-- Source records start --

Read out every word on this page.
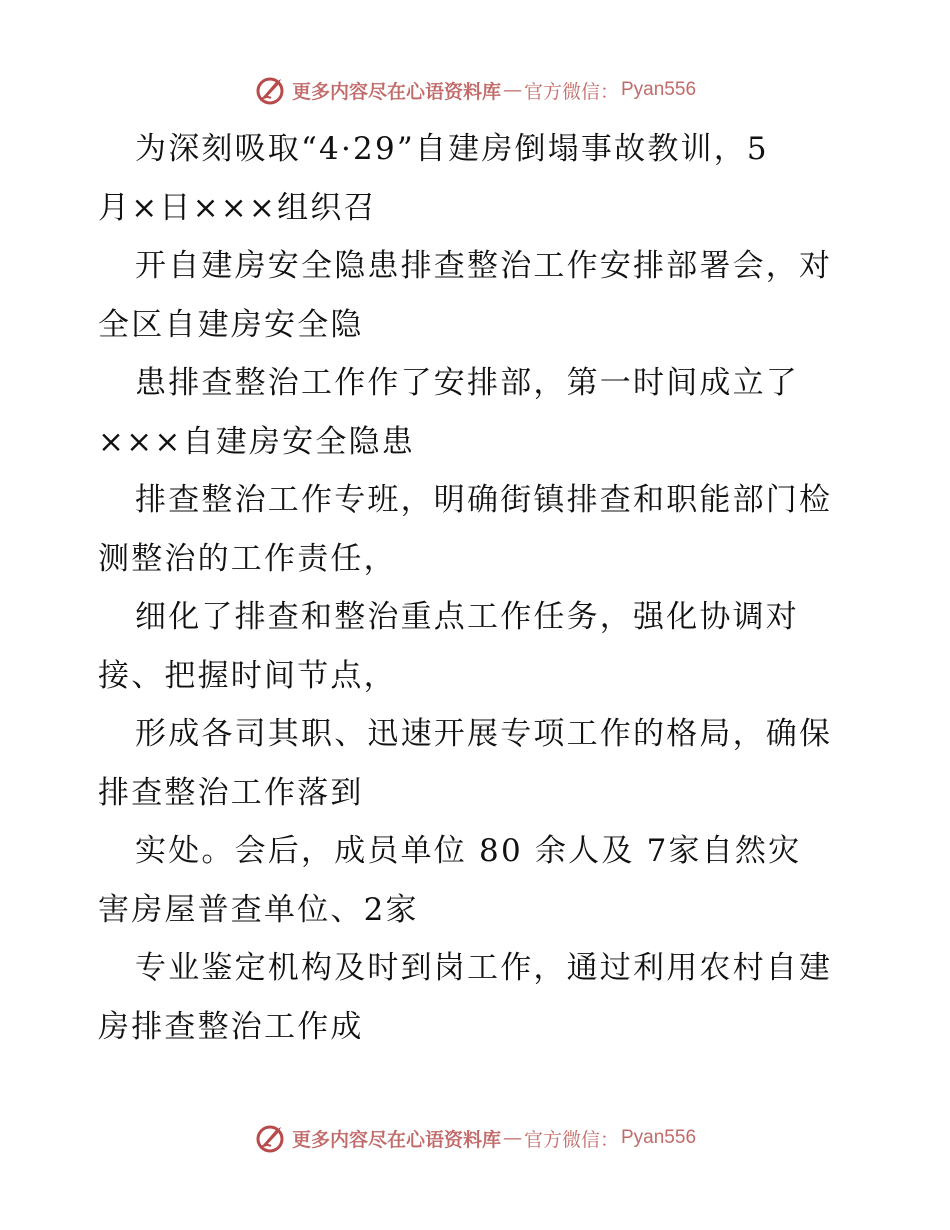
更多内容尽在心语资料库 — 官方微信： Pyan556
为深刻吸取“4·29”自建房倒塌事故教训，5
月×日×××组织召
开自建房安全隐患排查整治工作安排部署会，对
全区自建房安全隐
患排查整治工作作了安排部，第一时间成立了
×××自建房安全隐患
排查整治工作专班，明确街镇排查和职能部门检
测整治的工作责任，
细化了排查和整治重点工作任务，强化协调对
接、把握时间节点，
形成各司其职、迅速开展专项工作的格局，确保
排查整治工作落到
实处。会后，成员单位 80 余人及 7家自然灾
害房屋普查单位、2家
专业鉴定机构及时到岗工作，通过利用农村自建
房排查整治工作成
更多内容尽在心语资料库 — 官方微信： Pyan556
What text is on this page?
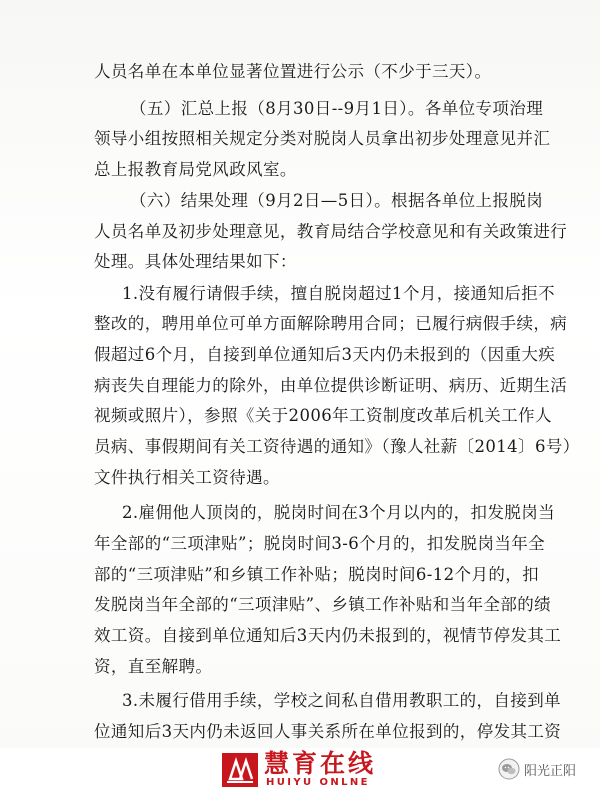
人员名单在本单位显著位置进行公示（不少于三天）。
（五）汇总上报（8月30日--9月1日）。各单位专项治理
领导小组按照相关规定分类对脱岗人员拿出初步处理意见并汇
总上报教育局党风政风室。
（六）结果处理（9月2日—5日）。根据各单位上报脱岗
人员名单及初步处理意见，教育局结合学校意见和有关政策进行
处理。具体处理结果如下：
1.没有履行请假手续，擅自脱岗超过1个月，接通知后拒不
整改的，聘用单位可单方面解除聘用合同；已履行病假手续，病
假超过6个月，自接到单位通知后3天内仍未报到的（因重大疾
病丧失自理能力的除外，由单位提供诊断证明、病历、近期生活
视频或照片），参照《关于2006年工资制度改革后机关工作人
员病、事假期间有关工资待遇的通知》（豫人社薪〔2014〕6号）
文件执行相关工资待遇。
2.雇佣他人顶岗的，脱岗时间在3个月以内的，扣发脱岗当
年全部的“三项津贴”；脱岗时间3-6个月的，扣发脱岗当年全
部的“三项津贴”和乡镇工作补贴；脱岗时间6-12个月的，扣
发脱岗当年全部的“三项津贴”、乡镇工作补贴和当年全部的绩
效工资。自接到单位通知后3天内仍未报到的，视情节停发其工
资，直至解聘。
3.未履行借用手续，学校之间私自借用教职工的，自接到单
位通知后3天内仍未返回人事关系所在单位报到的，停发其工资
慧育在线
HUIYU ONLNE
阳光正阳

-- Source records end --

**What is asked:**
Select and copy every line of the listing with the word "this".

**Exercise answer:**
Read out every word on this page.
What text is on this page?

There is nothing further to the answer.